What to do
Omit all images, then return the remaining material exactly as it stands.

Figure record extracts
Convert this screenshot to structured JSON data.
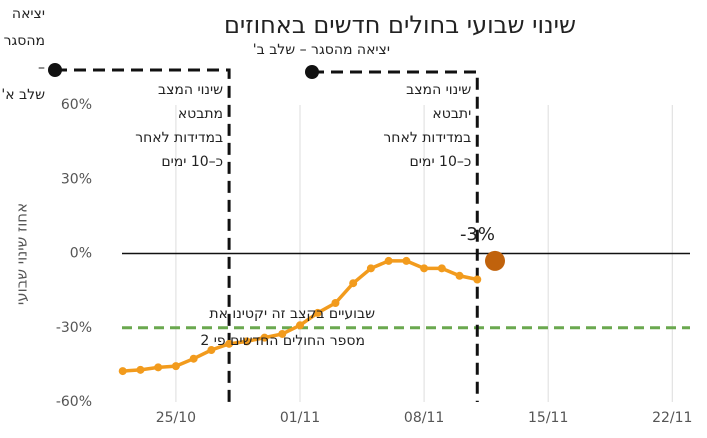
{
  "chart_data": {
    "type": "line",
    "title": "שינוי שבועי בחולים חדשים באחוזים",
    "y_label": "אחוז שינוי שבועי",
    "x": [
      "22/10",
      "23/10",
      "24/10",
      "25/10",
      "26/10",
      "27/10",
      "28/10",
      "29/10",
      "30/10",
      "31/10",
      "01/11",
      "02/11",
      "03/11",
      "04/11",
      "05/11",
      "06/11",
      "07/11",
      "08/11",
      "09/11",
      "10/11",
      "11/11"
    ],
    "series": [
      {
        "name": "שינוי שבועי",
        "color": "#f29b1d",
        "values": [
          -47.5,
          -47,
          -46,
          -45.5,
          -42.5,
          -39,
          -36.5,
          -35.5,
          -34,
          -32.5,
          -29,
          -24,
          -20,
          -12,
          -6,
          -3,
          -3,
          -6,
          -6,
          -9,
          -10.5
        ]
      }
    ],
    "highlight": {
      "x": "12/11",
      "value": -3,
      "label": "-3%",
      "color": "#c0620c"
    },
    "xlim": [
      "21/10",
      "23/11"
    ],
    "xticks": [
      "25/10",
      "01/11",
      "08/11",
      "15/11",
      "22/11"
    ],
    "ylim": [
      -60,
      60
    ],
    "yticks": [
      {
        "value": -60,
        "label": "-60%"
      },
      {
        "value": -30,
        "label": "-30%"
      },
      {
        "value": 0,
        "label": "0%"
      },
      {
        "value": 30,
        "label": "30%"
      },
      {
        "value": 60,
        "label": "60%"
      }
    ],
    "grid": "x",
    "target": {
      "value": -30,
      "color": "#6aa84f",
      "text": [
        "שבועיים בקצב זה יקטינו את",
        "מספר החולים החדשים פי 2"
      ]
    },
    "phases": [
      {
        "x": "28/10",
        "label": [
          "יציאה",
          "מהסגר",
          "–",
          "שלב א'"
        ],
        "text": [
          "שינוי המצב",
          "מתבטא",
          "במדידות לאחר",
          "כ–10 ימים"
        ]
      },
      {
        "x": "11/11",
        "label": [
          "יציאה מהסגר – שלב ב'"
        ],
        "text": [
          "שינוי המצב",
          "יתבטא",
          "במדידות לאחר",
          "כ–10 ימים"
        ]
      }
    ]
  }
}
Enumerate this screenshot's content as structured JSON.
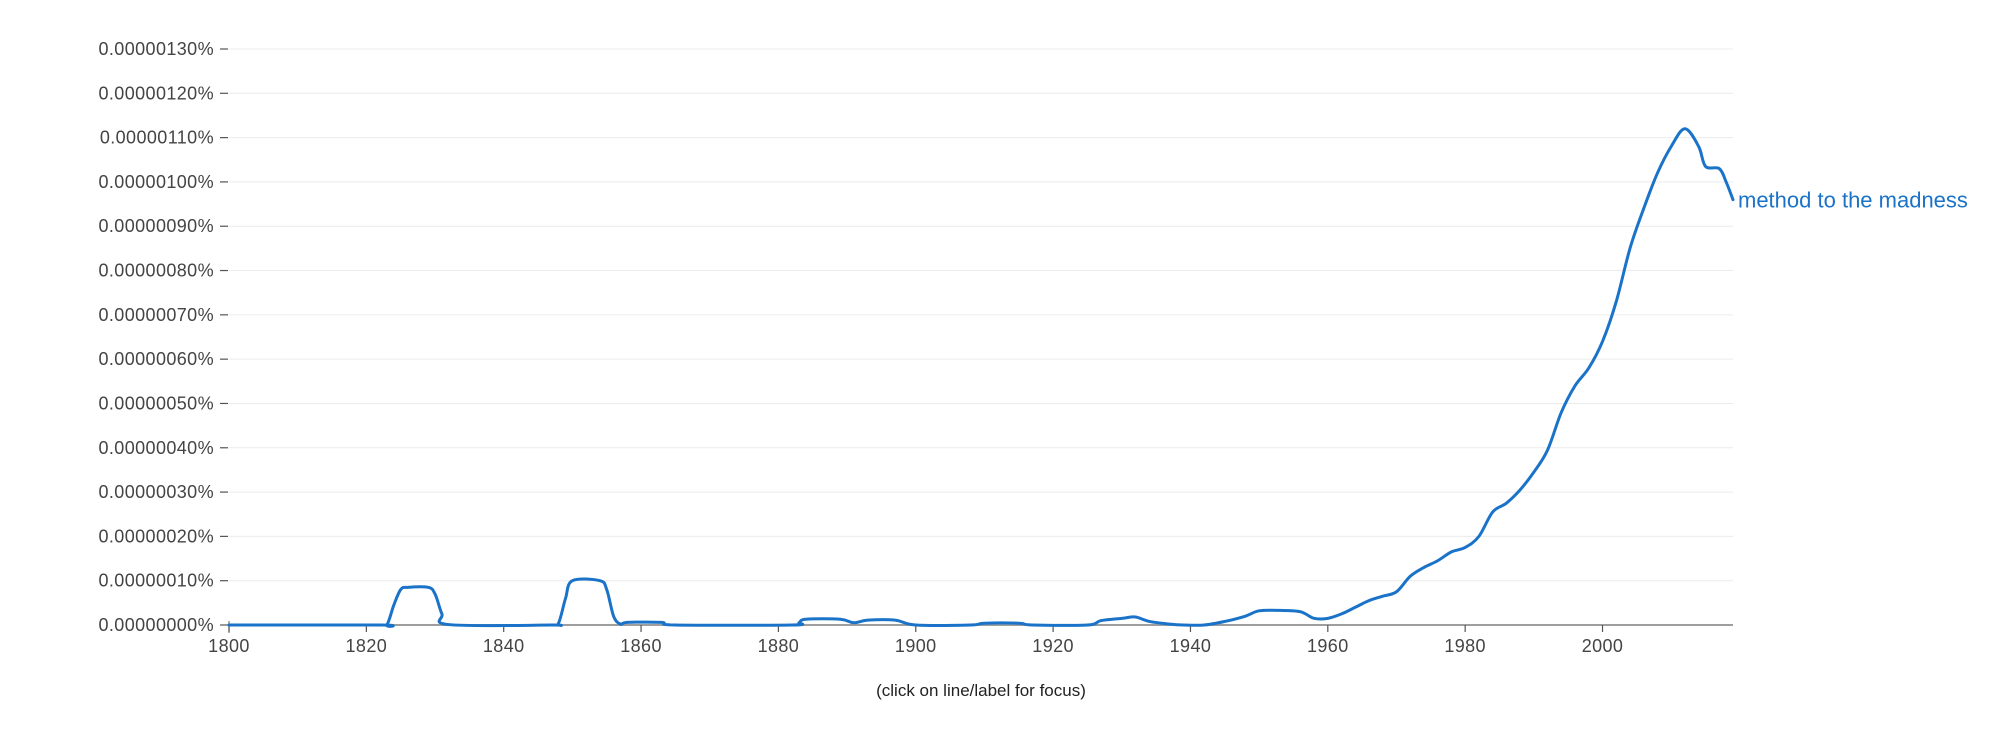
{
  "chart_data": {
    "type": "line",
    "title": "",
    "xlabel": "",
    "ylabel": "",
    "xlim": [
      1800,
      2019
    ],
    "ylim": [
      0,
      1.3e-06
    ],
    "grid": true,
    "y_ticks": [
      {
        "value": 0.0,
        "label": "0.00000000%"
      },
      {
        "value": 1e-07,
        "label": "0.00000010%"
      },
      {
        "value": 2e-07,
        "label": "0.00000020%"
      },
      {
        "value": 3e-07,
        "label": "0.00000030%"
      },
      {
        "value": 4e-07,
        "label": "0.00000040%"
      },
      {
        "value": 5e-07,
        "label": "0.00000050%"
      },
      {
        "value": 6e-07,
        "label": "0.00000060%"
      },
      {
        "value": 7e-07,
        "label": "0.00000070%"
      },
      {
        "value": 8e-07,
        "label": "0.00000080%"
      },
      {
        "value": 9e-07,
        "label": "0.00000090%"
      },
      {
        "value": 1e-06,
        "label": "0.00000100%"
      },
      {
        "value": 1.1e-06,
        "label": "0.00000110%"
      },
      {
        "value": 1.2e-06,
        "label": "0.00000120%"
      },
      {
        "value": 1.3e-06,
        "label": "0.00000130%"
      }
    ],
    "x_ticks": [
      {
        "value": 1800,
        "label": "1800"
      },
      {
        "value": 1820,
        "label": "1820"
      },
      {
        "value": 1840,
        "label": "1840"
      },
      {
        "value": 1860,
        "label": "1860"
      },
      {
        "value": 1880,
        "label": "1880"
      },
      {
        "value": 1900,
        "label": "1900"
      },
      {
        "value": 1920,
        "label": "1920"
      },
      {
        "value": 1940,
        "label": "1940"
      },
      {
        "value": 1960,
        "label": "1960"
      },
      {
        "value": 1980,
        "label": "1980"
      },
      {
        "value": 2000,
        "label": "2000"
      }
    ],
    "series": [
      {
        "name": "method to the madness",
        "color": "#1a73c8",
        "points": [
          [
            1800,
            0.0
          ],
          [
            1822,
            0.0
          ],
          [
            1823,
            5e-10
          ],
          [
            1824,
            4.5e-08
          ],
          [
            1825,
            8e-08
          ],
          [
            1826,
            8.5e-08
          ],
          [
            1829,
            8.5e-08
          ],
          [
            1830,
            7e-08
          ],
          [
            1831,
            2.5e-08
          ],
          [
            1832,
            1e-09
          ],
          [
            1847,
            0.0
          ],
          [
            1848,
            5e-09
          ],
          [
            1849,
            6e-08
          ],
          [
            1850,
            1e-07
          ],
          [
            1854,
            1e-07
          ],
          [
            1855,
            8e-08
          ],
          [
            1856,
            2e-08
          ],
          [
            1857,
            2e-09
          ],
          [
            1858,
            6e-09
          ],
          [
            1863,
            6e-09
          ],
          [
            1865,
            0.0
          ],
          [
            1882,
            0.0
          ],
          [
            1883,
            5e-09
          ],
          [
            1884,
            1.3e-08
          ],
          [
            1889,
            1.3e-08
          ],
          [
            1891,
            5e-09
          ],
          [
            1893,
            1.1e-08
          ],
          [
            1897,
            1.1e-08
          ],
          [
            1900,
            0.0
          ],
          [
            1908,
            0.0
          ],
          [
            1910,
            4e-09
          ],
          [
            1915,
            4e-09
          ],
          [
            1917,
            0.0
          ],
          [
            1925,
            0.0
          ],
          [
            1927,
            1e-08
          ],
          [
            1930,
            1.5e-08
          ],
          [
            1932,
            1.8e-08
          ],
          [
            1934,
            8e-09
          ],
          [
            1937,
            2e-09
          ],
          [
            1939,
            0.0
          ],
          [
            1942,
            0.0
          ],
          [
            1945,
            8e-09
          ],
          [
            1948,
            2e-08
          ],
          [
            1950,
            3.2e-08
          ],
          [
            1953,
            3.3e-08
          ],
          [
            1956,
            3e-08
          ],
          [
            1958,
            1.5e-08
          ],
          [
            1960,
            1.5e-08
          ],
          [
            1962,
            2.5e-08
          ],
          [
            1964,
            4e-08
          ],
          [
            1966,
            5.5e-08
          ],
          [
            1968,
            6.5e-08
          ],
          [
            1970,
            7.5e-08
          ],
          [
            1972,
            1.1e-07
          ],
          [
            1974,
            1.3e-07
          ],
          [
            1976,
            1.45e-07
          ],
          [
            1978,
            1.65e-07
          ],
          [
            1980,
            1.75e-07
          ],
          [
            1982,
            2e-07
          ],
          [
            1984,
            2.55e-07
          ],
          [
            1986,
            2.75e-07
          ],
          [
            1988,
            3.05e-07
          ],
          [
            1990,
            3.45e-07
          ],
          [
            1992,
            3.95e-07
          ],
          [
            1994,
            4.8e-07
          ],
          [
            1996,
            5.4e-07
          ],
          [
            1998,
            5.8e-07
          ],
          [
            2000,
            6.4e-07
          ],
          [
            2002,
            7.3e-07
          ],
          [
            2004,
            8.5e-07
          ],
          [
            2006,
            9.4e-07
          ],
          [
            2008,
            1.02e-06
          ],
          [
            2010,
            1.08e-06
          ],
          [
            2012,
            1.12e-06
          ],
          [
            2014,
            1.08e-06
          ],
          [
            2015,
            1.035e-06
          ],
          [
            2017,
            1.03e-06
          ],
          [
            2018,
            1e-06
          ],
          [
            2019,
            9.6e-07
          ]
        ]
      }
    ],
    "note": "(click on line/label for focus)"
  }
}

Completed exercise
Convert this screenshot to structured JSON data.
{
  "chart_data": {
    "type": "line",
    "title": "שינוי שבועי בחולים חדשים באחוזים",
    "y_label": "אחוז שינוי שבועי",
    "x": [
      "22/10",
      "23/10",
      "24/10",
      "25/10",
      "26/10",
      "27/10",
      "28/10",
      "29/10",
      "30/10",
      "31/10",
      "01/11",
      "02/11",
      "03/11",
      "04/11",
      "05/11",
      "06/11",
      "07/11",
      "08/11",
      "09/11",
      "10/11",
      "11/11"
    ],
    "series": [
      {
        "name": "שינוי שבועי",
        "color": "#f29b1d",
        "values": [
          -47.5,
          -47,
          -46,
          -45.5,
          -42.5,
          -39,
          -36.5,
          -35.5,
          -34,
          -32.5,
          -29,
          -24,
          -20,
          -12,
          -6,
          -3,
          -3,
          -6,
          -6,
          -9,
          -10.5
        ]
      }
    ],
    "highlight": {
      "x": "12/11",
      "value": -3,
      "label": "-3%",
      "color": "#c0620c"
    },
    "xlim": [
      "21/10",
      "23/11"
    ],
    "xticks": [
      "25/10",
      "01/11",
      "08/11",
      "15/11",
      "22/11"
    ],
    "ylim": [
      -60,
      60
    ],
    "yticks": [
      {
        "value": -60,
        "label": "-60%"
      },
      {
        "value": -30,
        "label": "-30%"
      },
      {
        "value": 0,
        "label": "0%"
      },
      {
        "value": 30,
        "label": "30%"
      },
      {
        "value": 60,
        "label": "60%"
      }
    ],
    "grid": "x",
    "target": {
      "value": -30,
      "color": "#6aa84f",
      "text": [
        "שבועיים בקצב זה יקטינו את",
        "מספר החולים החדשים פי 2"
      ]
    },
    "phases": [
      {
        "x": "28/10",
        "label": [
          "יציאה",
          "מהסגר",
          "–",
          "שלב א'"
        ],
        "text": [
          "שינוי המצב",
          "מתבטא",
          "במדידות לאחר",
          "כ–10 ימים"
        ]
      },
      {
        "x": "11/11",
        "label": [
          "יציאה מהסגר – שלב ב'"
        ],
        "text": [
          "שינוי המצב",
          "יתבטא",
          "במדידות לאחר",
          "כ–10 ימים"
        ]
      }
    ]
  }
}
Enumerate this screenshot's content as structured JSON.
{
  "chart_data": {
    "type": "line",
    "title": "",
    "xlabel": "",
    "ylabel": "",
    "xlim": [
      1800,
      2019
    ],
    "ylim": [
      0,
      1.3e-06
    ],
    "grid": true,
    "y_ticks": [
      {
        "value": 0.0,
        "label": "0.00000000%"
      },
      {
        "value": 1e-07,
        "label": "0.00000010%"
      },
      {
        "value": 2e-07,
        "label": "0.00000020%"
      },
      {
        "value": 3e-07,
        "label": "0.00000030%"
      },
      {
        "value": 4e-07,
        "label": "0.00000040%"
      },
      {
        "value": 5e-07,
        "label": "0.00000050%"
      },
      {
        "value": 6e-07,
        "label": "0.00000060%"
      },
      {
        "value": 7e-07,
        "label": "0.00000070%"
      },
      {
        "value": 8e-07,
        "label": "0.00000080%"
      },
      {
        "value": 9e-07,
        "label": "0.00000090%"
      },
      {
        "value": 1e-06,
        "label": "0.00000100%"
      },
      {
        "value": 1.1e-06,
        "label": "0.00000110%"
      },
      {
        "value": 1.2e-06,
        "label": "0.00000120%"
      },
      {
        "value": 1.3e-06,
        "label": "0.00000130%"
      }
    ],
    "x_ticks": [
      {
        "value": 1800,
        "label": "1800"
      },
      {
        "value": 1820,
        "label": "1820"
      },
      {
        "value": 1840,
        "label": "1840"
      },
      {
        "value": 1860,
        "label": "1860"
      },
      {
        "value": 1880,
        "label": "1880"
      },
      {
        "value": 1900,
        "label": "1900"
      },
      {
        "value": 1920,
        "label": "1920"
      },
      {
        "value": 1940,
        "label": "1940"
      },
      {
        "value": 1960,
        "label": "1960"
      },
      {
        "value": 1980,
        "label": "1980"
      },
      {
        "value": 2000,
        "label": "2000"
      }
    ],
    "series": [
      {
        "name": "method to the madness",
        "color": "#1a73c8",
        "points": [
          [
            1800,
            0.0
          ],
          [
            1822,
            0.0
          ],
          [
            1823,
            5e-10
          ],
          [
            1824,
            4.5e-08
          ],
          [
            1825,
            8e-08
          ],
          [
            1826,
            8.5e-08
          ],
          [
            1829,
            8.5e-08
          ],
          [
            1830,
            7e-08
          ],
          [
            1831,
            2.5e-08
          ],
          [
            1832,
            1e-09
          ],
          [
            1847,
            0.0
          ],
          [
            1848,
            5e-09
          ],
          [
            1849,
            6e-08
          ],
          [
            1850,
            1e-07
          ],
          [
            1854,
            1e-07
          ],
          [
            1855,
            8e-08
          ],
          [
            1856,
            2e-08
          ],
          [
            1857,
            2e-09
          ],
          [
            1858,
            6e-09
          ],
          [
            1863,
            6e-09
          ],
          [
            1865,
            0.0
          ],
          [
            1882,
            0.0
          ],
          [
            1883,
            5e-09
          ],
          [
            1884,
            1.3e-08
          ],
          [
            1889,
            1.3e-08
          ],
          [
            1891,
            5e-09
          ],
          [
            1893,
            1.1e-08
          ],
          [
            1897,
            1.1e-08
          ],
          [
            1900,
            0.0
          ],
          [
            1908,
            0.0
          ],
          [
            1910,
            4e-09
          ],
          [
            1915,
            4e-09
          ],
          [
            1917,
            0.0
          ],
          [
            1925,
            0.0
          ],
          [
            1927,
            1e-08
          ],
          [
            1930,
            1.5e-08
          ],
          [
            1932,
            1.8e-08
          ],
          [
            1934,
            8e-09
          ],
          [
            1937,
            2e-09
          ],
          [
            1939,
            0.0
          ],
          [
            1942,
            0.0
          ],
          [
            1945,
            8e-09
          ],
          [
            1948,
            2e-08
          ],
          [
            1950,
            3.2e-08
          ],
          [
            1953,
            3.3e-08
          ],
          [
            1956,
            3e-08
          ],
          [
            1958,
            1.5e-08
          ],
          [
            1960,
            1.5e-08
          ],
          [
            1962,
            2.5e-08
          ],
          [
            1964,
            4e-08
          ],
          [
            1966,
            5.5e-08
          ],
          [
            1968,
            6.5e-08
          ],
          [
            1970,
            7.5e-08
          ],
          [
            1972,
            1.1e-07
          ],
          [
            1974,
            1.3e-07
          ],
          [
            1976,
            1.45e-07
          ],
          [
            1978,
            1.65e-07
          ],
          [
            1980,
            1.75e-07
          ],
          [
            1982,
            2e-07
          ],
          [
            1984,
            2.55e-07
          ],
          [
            1986,
            2.75e-07
          ],
          [
            1988,
            3.05e-07
          ],
          [
            1990,
            3.45e-07
          ],
          [
            1992,
            3.95e-07
          ],
          [
            1994,
            4.8e-07
          ],
          [
            1996,
            5.4e-07
          ],
          [
            1998,
            5.8e-07
          ],
          [
            2000,
            6.4e-07
          ],
          [
            2002,
            7.3e-07
          ],
          [
            2004,
            8.5e-07
          ],
          [
            2006,
            9.4e-07
          ],
          [
            2008,
            1.02e-06
          ],
          [
            2010,
            1.08e-06
          ],
          [
            2012,
            1.12e-06
          ],
          [
            2014,
            1.08e-06
          ],
          [
            2015,
            1.035e-06
          ],
          [
            2017,
            1.03e-06
          ],
          [
            2018,
            1e-06
          ],
          [
            2019,
            9.6e-07
          ]
        ]
      }
    ],
    "note": "(click on line/label for focus)"
  }
}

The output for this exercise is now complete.